== THE INPUT ==
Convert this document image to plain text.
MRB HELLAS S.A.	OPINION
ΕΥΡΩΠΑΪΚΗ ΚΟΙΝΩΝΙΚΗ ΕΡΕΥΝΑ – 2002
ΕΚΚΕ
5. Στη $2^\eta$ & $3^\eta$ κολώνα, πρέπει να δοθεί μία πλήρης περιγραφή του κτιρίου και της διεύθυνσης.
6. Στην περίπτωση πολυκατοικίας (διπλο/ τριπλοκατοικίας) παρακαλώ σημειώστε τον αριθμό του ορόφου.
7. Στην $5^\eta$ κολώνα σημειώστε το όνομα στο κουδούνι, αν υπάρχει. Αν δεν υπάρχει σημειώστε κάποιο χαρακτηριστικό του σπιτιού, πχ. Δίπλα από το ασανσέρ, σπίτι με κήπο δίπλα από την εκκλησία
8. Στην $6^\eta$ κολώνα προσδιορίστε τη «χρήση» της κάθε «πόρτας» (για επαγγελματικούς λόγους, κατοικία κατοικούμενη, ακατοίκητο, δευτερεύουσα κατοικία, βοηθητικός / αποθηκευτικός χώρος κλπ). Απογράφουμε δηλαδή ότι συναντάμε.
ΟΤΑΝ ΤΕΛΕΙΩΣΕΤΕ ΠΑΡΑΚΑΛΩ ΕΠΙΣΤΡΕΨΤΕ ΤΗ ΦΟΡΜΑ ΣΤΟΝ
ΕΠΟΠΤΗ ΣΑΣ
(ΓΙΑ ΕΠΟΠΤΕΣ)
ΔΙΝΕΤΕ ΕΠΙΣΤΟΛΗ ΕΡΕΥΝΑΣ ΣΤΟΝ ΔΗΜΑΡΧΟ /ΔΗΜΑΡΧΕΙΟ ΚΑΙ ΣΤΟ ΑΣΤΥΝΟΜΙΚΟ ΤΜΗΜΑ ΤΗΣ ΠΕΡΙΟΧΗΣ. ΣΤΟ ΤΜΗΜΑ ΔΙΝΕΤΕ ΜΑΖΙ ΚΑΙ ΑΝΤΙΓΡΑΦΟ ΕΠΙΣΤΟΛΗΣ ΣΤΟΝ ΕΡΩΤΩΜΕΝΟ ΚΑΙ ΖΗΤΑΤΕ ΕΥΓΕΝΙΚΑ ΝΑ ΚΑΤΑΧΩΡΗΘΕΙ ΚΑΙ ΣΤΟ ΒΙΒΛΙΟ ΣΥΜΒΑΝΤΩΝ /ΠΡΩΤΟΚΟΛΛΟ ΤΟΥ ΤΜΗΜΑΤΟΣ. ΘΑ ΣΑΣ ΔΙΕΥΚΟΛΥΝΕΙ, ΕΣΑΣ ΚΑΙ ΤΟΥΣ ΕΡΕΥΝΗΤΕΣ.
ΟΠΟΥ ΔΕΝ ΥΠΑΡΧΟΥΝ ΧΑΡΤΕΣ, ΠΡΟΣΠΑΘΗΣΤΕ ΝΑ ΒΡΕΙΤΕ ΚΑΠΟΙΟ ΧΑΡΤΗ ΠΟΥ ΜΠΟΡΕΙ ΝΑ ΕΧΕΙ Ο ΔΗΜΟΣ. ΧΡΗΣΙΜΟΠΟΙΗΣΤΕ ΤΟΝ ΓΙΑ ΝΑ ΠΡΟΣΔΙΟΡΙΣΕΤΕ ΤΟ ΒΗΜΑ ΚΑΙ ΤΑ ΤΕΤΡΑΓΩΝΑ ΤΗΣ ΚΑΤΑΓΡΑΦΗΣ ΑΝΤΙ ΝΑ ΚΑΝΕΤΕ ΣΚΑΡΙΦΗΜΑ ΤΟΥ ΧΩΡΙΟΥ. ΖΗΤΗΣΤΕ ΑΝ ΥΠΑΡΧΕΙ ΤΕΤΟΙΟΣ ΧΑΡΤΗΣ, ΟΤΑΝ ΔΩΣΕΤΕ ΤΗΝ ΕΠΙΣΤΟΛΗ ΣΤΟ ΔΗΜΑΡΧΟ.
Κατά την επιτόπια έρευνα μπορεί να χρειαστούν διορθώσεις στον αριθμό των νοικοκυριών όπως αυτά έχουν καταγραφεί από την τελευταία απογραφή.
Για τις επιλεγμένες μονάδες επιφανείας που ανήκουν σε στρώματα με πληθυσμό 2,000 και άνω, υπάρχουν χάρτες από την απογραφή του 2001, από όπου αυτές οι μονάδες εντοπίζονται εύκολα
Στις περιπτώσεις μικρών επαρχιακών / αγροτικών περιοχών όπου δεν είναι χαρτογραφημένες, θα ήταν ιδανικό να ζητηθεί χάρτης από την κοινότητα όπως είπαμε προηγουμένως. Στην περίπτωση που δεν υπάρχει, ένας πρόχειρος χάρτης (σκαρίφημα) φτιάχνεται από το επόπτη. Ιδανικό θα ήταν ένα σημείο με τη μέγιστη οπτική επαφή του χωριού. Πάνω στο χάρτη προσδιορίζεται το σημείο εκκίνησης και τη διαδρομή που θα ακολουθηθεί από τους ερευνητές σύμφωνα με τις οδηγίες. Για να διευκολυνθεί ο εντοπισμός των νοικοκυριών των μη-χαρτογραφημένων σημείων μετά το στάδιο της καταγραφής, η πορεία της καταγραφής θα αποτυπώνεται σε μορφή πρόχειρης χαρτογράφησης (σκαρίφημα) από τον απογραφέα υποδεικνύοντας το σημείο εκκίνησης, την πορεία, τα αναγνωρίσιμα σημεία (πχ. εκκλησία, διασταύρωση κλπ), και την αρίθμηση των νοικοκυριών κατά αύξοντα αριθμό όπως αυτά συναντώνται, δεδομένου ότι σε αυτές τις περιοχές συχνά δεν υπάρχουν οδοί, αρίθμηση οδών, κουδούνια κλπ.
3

== YOUR GOAL ==
Reproduce every line of the data verbatim.

== COMPLETE RESPONSE ==
Convert this document image to plain text.
MRB HELLAS S.A.	OPINION
ΕΥΡΩΠΑΪΚΗ ΚΟΙΝΩΝΙΚΗ ΕΡΕΥΝΑ – 2002
ΕΚΚΕ
5. Στη $2^\eta$ & $3^\eta$ κολώνα, πρέπει να δοθεί μία πλήρης περιγραφή του κτιρίου και της διεύθυνσης.
6. Στην περίπτωση πολυκατοικίας (διπλο/ τριπλοκατοικίας) παρακαλώ σημειώστε τον αριθμό του ορόφου.
7. Στην $5^\eta$ κολώνα σημειώστε το όνομα στο κουδούνι, αν υπάρχει. Αν δεν υπάρχει σημειώστε κάποιο χαρακτηριστικό του σπιτιού, πχ. Δίπλα από το ασανσέρ, σπίτι με κήπο δίπλα από την εκκλησία
8. Στην $6^\eta$ κολώνα προσδιορίστε τη «χρήση» της κάθε «πόρτας» (για επαγγελματικούς λόγους, κατοικία κατοικούμενη, ακατοίκητο, δευτερεύουσα κατοικία, βοηθητικός / αποθηκευτικός χώρος κλπ). Απογράφουμε δηλαδή ότι συναντάμε.
ΟΤΑΝ ΤΕΛΕΙΩΣΕΤΕ ΠΑΡΑΚΑΛΩ ΕΠΙΣΤΡΕΨΤΕ ΤΗ ΦΟΡΜΑ ΣΤΟΝ
ΕΠΟΠΤΗ ΣΑΣ
(ΓΙΑ ΕΠΟΠΤΕΣ)
ΔΙΝΕΤΕ ΕΠΙΣΤΟΛΗ ΕΡΕΥΝΑΣ ΣΤΟΝ ΔΗΜΑΡΧΟ /ΔΗΜΑΡΧΕΙΟ ΚΑΙ ΣΤΟ ΑΣΤΥΝΟΜΙΚΟ ΤΜΗΜΑ ΤΗΣ ΠΕΡΙΟΧΗΣ. ΣΤΟ ΤΜΗΜΑ ΔΙΝΕΤΕ ΜΑΖΙ ΚΑΙ ΑΝΤΙΓΡΑΦΟ ΕΠΙΣΤΟΛΗΣ ΣΤΟΝ ΕΡΩΤΩΜΕΝΟ ΚΑΙ ΖΗΤΑΤΕ ΕΥΓΕΝΙΚΑ ΝΑ ΚΑΤΑΧΩΡΗΘΕΙ ΚΑΙ ΣΤΟ ΒΙΒΛΙΟ ΣΥΜΒΑΝΤΩΝ /ΠΡΩΤΟΚΟΛΛΟ ΤΟΥ ΤΜΗΜΑΤΟΣ. ΘΑ ΣΑΣ ΔΙΕΥΚΟΛΥΝΕΙ, ΕΣΑΣ ΚΑΙ ΤΟΥΣ ΕΡΕΥΝΗΤΕΣ.
ΟΠΟΥ ΔΕΝ ΥΠΑΡΧΟΥΝ ΧΑΡΤΕΣ, ΠΡΟΣΠΑΘΗΣΤΕ ΝΑ ΒΡΕΙΤΕ ΚΑΠΟΙΟ ΧΑΡΤΗ ΠΟΥ ΜΠΟΡΕΙ ΝΑ ΕΧΕΙ Ο ΔΗΜΟΣ. ΧΡΗΣΙΜΟΠΟΙΗΣΤΕ ΤΟΝ ΓΙΑ ΝΑ ΠΡΟΣΔΙΟΡΙΣΕΤΕ ΤΟ ΒΗΜΑ ΚΑΙ ΤΑ ΤΕΤΡΑΓΩΝΑ ΤΗΣ ΚΑΤΑΓΡΑΦΗΣ ΑΝΤΙ ΝΑ ΚΑΝΕΤΕ ΣΚΑΡΙΦΗΜΑ ΤΟΥ ΧΩΡΙΟΥ. ΖΗΤΗΣΤΕ ΑΝ ΥΠΑΡΧΕΙ ΤΕΤΟΙΟΣ ΧΑΡΤΗΣ, ΟΤΑΝ ΔΩΣΕΤΕ ΤΗΝ ΕΠΙΣΤΟΛΗ ΣΤΟ ΔΗΜΑΡΧΟ.
Κατά την επιτόπια έρευνα μπορεί να χρειαστούν διορθώσεις στον αριθμό των νοικοκυριών όπως αυτά έχουν καταγραφεί από την τελευταία απογραφή.
Για τις επιλεγμένες μονάδες επιφανείας που ανήκουν σε στρώματα με πληθυσμό 2,000 και άνω, υπάρχουν χάρτες από την απογραφή του 2001, από όπου αυτές οι μονάδες εντοπίζονται εύκολα
Στις περιπτώσεις μικρών επαρχιακών / αγροτικών περιοχών όπου δεν είναι χαρτογραφημένες, θα ήταν ιδανικό να ζητηθεί χάρτης από την κοινότητα όπως είπαμε προηγουμένως. Στην περίπτωση που δεν υπάρχει, ένας πρόχειρος χάρτης (σκαρίφημα) φτιάχνεται από το επόπτη. Ιδανικό θα ήταν ένα σημείο με τη μέγιστη οπτική επαφή του χωριού. Πάνω στο χάρτη προσδιορίζεται το σημείο εκκίνησης και τη διαδρομή που θα ακολουθηθεί από τους ερευνητές σύμφωνα με τις οδηγίες. Για να διευκολυνθεί ο εντοπισμός των νοικοκυριών των μη-χαρτογραφημένων σημείων μετά το στάδιο της καταγραφής, η πορεία της καταγραφής θα αποτυπώνεται σε μορφή πρόχειρης χαρτογράφησης (σκαρίφημα) από τον απογραφέα υποδεικνύοντας το σημείο εκκίνησης, την πορεία, τα αναγνωρίσιμα σημεία (πχ. εκκλησία, διασταύρωση κλπ), και την αρίθμηση των νοικοκυριών κατά αύξοντα αριθμό όπως αυτά συναντώνται, δεδομένου ότι σε αυτές τις περιοχές συχνά δεν υπάρχουν οδοί, αρίθμηση οδών, κουδούνια κλπ.
3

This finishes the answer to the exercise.